• Data to process:
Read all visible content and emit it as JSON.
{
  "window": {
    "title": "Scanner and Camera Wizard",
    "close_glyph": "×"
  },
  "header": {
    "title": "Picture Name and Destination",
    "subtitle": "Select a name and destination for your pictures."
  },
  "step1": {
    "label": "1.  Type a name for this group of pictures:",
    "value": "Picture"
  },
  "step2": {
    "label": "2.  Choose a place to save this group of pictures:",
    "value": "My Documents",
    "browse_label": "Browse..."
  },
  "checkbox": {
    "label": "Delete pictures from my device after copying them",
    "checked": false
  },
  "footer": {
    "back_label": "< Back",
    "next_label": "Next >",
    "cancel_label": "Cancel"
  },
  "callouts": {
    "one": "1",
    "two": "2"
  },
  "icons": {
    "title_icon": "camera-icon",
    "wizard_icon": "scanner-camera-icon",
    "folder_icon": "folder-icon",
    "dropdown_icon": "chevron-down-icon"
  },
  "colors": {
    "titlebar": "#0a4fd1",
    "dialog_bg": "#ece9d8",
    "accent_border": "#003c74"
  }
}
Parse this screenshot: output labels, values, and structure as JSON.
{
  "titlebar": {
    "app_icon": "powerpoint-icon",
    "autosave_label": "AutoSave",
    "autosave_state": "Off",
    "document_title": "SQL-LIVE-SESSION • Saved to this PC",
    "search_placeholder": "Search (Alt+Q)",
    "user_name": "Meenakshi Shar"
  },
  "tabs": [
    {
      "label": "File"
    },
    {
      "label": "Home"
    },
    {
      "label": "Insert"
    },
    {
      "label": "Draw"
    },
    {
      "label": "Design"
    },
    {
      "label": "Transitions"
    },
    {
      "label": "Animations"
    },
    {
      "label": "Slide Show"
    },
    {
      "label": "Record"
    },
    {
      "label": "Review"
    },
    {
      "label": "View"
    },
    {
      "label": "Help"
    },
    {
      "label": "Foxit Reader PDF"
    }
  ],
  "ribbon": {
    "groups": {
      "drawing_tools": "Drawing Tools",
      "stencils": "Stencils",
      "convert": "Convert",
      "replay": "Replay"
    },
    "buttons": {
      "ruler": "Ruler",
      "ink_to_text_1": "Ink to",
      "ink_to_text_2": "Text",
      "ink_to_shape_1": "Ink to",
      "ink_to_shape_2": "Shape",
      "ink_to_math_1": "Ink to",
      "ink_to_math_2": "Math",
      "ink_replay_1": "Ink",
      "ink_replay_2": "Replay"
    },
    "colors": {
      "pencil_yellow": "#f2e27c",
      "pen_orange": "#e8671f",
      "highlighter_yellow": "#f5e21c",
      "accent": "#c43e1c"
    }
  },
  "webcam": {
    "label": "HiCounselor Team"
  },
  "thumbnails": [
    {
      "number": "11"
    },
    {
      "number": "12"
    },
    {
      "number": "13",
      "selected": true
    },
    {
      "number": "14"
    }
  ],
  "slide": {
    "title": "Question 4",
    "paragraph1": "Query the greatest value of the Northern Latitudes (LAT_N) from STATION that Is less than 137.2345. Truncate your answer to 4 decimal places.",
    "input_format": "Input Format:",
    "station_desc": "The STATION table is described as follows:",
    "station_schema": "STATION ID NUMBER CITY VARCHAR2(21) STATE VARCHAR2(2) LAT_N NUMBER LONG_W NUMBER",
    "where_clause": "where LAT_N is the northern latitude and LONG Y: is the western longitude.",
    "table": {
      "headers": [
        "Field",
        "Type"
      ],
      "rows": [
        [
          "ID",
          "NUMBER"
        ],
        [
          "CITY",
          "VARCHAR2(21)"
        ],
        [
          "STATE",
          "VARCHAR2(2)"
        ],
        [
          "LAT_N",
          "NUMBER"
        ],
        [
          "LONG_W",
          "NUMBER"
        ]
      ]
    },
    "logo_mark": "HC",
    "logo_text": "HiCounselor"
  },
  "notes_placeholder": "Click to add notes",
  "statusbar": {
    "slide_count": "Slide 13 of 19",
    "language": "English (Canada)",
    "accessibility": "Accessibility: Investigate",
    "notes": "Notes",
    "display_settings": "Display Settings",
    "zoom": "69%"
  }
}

• Work required:
Each entry above is to be printed again exactly.

• Output of the task:
Read all visible content and emit it as JSON.
{
  "window": {
    "title": "Scanner and Camera Wizard",
    "close_glyph": "×"
  },
  "header": {
    "title": "Picture Name and Destination",
    "subtitle": "Select a name and destination for your pictures."
  },
  "step1": {
    "label": "1.  Type a name for this group of pictures:",
    "value": "Picture"
  },
  "step2": {
    "label": "2.  Choose a place to save this group of pictures:",
    "value": "My Documents",
    "browse_label": "Browse..."
  },
  "checkbox": {
    "label": "Delete pictures from my device after copying them",
    "checked": false
  },
  "footer": {
    "back_label": "< Back",
    "next_label": "Next >",
    "cancel_label": "Cancel"
  },
  "callouts": {
    "one": "1",
    "two": "2"
  },
  "icons": {
    "title_icon": "camera-icon",
    "wizard_icon": "scanner-camera-icon",
    "folder_icon": "folder-icon",
    "dropdown_icon": "chevron-down-icon"
  },
  "colors": {
    "titlebar": "#0a4fd1",
    "dialog_bg": "#ece9d8",
    "accent_border": "#003c74"
  }
}
Parse this screenshot: output labels, values, and structure as JSON.
{
  "titlebar": {
    "app_icon": "powerpoint-icon",
    "autosave_label": "AutoSave",
    "autosave_state": "Off",
    "document_title": "SQL-LIVE-SESSION • Saved to this PC",
    "search_placeholder": "Search (Alt+Q)",
    "user_name": "Meenakshi Shar"
  },
  "tabs": [
    {
      "label": "File"
    },
    {
      "label": "Home"
    },
    {
      "label": "Insert"
    },
    {
      "label": "Draw"
    },
    {
      "label": "Design"
    },
    {
      "label": "Transitions"
    },
    {
      "label": "Animations"
    },
    {
      "label": "Slide Show"
    },
    {
      "label": "Record"
    },
    {
      "label": "Review"
    },
    {
      "label": "View"
    },
    {
      "label": "Help"
    },
    {
      "label": "Foxit Reader PDF"
    }
  ],
  "ribbon": {
    "groups": {
      "drawing_tools": "Drawing Tools",
      "stencils": "Stencils",
      "convert": "Convert",
      "replay": "Replay"
    },
    "buttons": {
      "ruler": "Ruler",
      "ink_to_text_1": "Ink to",
      "ink_to_text_2": "Text",
      "ink_to_shape_1": "Ink to",
      "ink_to_shape_2": "Shape",
      "ink_to_math_1": "Ink to",
      "ink_to_math_2": "Math",
      "ink_replay_1": "Ink",
      "ink_replay_2": "Replay"
    },
    "colors": {
      "pencil_yellow": "#f2e27c",
      "pen_orange": "#e8671f",
      "highlighter_yellow": "#f5e21c",
      "accent": "#c43e1c"
    }
  },
  "webcam": {
    "label": "HiCounselor Team"
  },
  "thumbnails": [
    {
      "number": "11"
    },
    {
      "number": "12"
    },
    {
      "number": "13",
      "selected": true
    },
    {
      "number": "14"
    }
  ],
  "slide": {
    "title": "Question 4",
    "paragraph1": "Query the greatest value of the Northern Latitudes (LAT_N) from STATION that Is less than 137.2345. Truncate your answer to 4 decimal places.",
    "input_format": "Input Format:",
    "station_desc": "The STATION table is described as follows:",
    "station_schema": "STATION ID NUMBER CITY VARCHAR2(21) STATE VARCHAR2(2) LAT_N NUMBER LONG_W NUMBER",
    "where_clause": "where LAT_N is the northern latitude and LONG Y: is the western longitude.",
    "table": {
      "headers": [
        "Field",
        "Type"
      ],
      "rows": [
        [
          "ID",
          "NUMBER"
        ],
        [
          "CITY",
          "VARCHAR2(21)"
        ],
        [
          "STATE",
          "VARCHAR2(2)"
        ],
        [
          "LAT_N",
          "NUMBER"
        ],
        [
          "LONG_W",
          "NUMBER"
        ]
      ]
    },
    "logo_mark": "HC",
    "logo_text": "HiCounselor"
  },
  "notes_placeholder": "Click to add notes",
  "statusbar": {
    "slide_count": "Slide 13 of 19",
    "language": "English (Canada)",
    "accessibility": "Accessibility: Investigate",
    "notes": "Notes",
    "display_settings": "Display Settings",
    "zoom": "69%"
  }
}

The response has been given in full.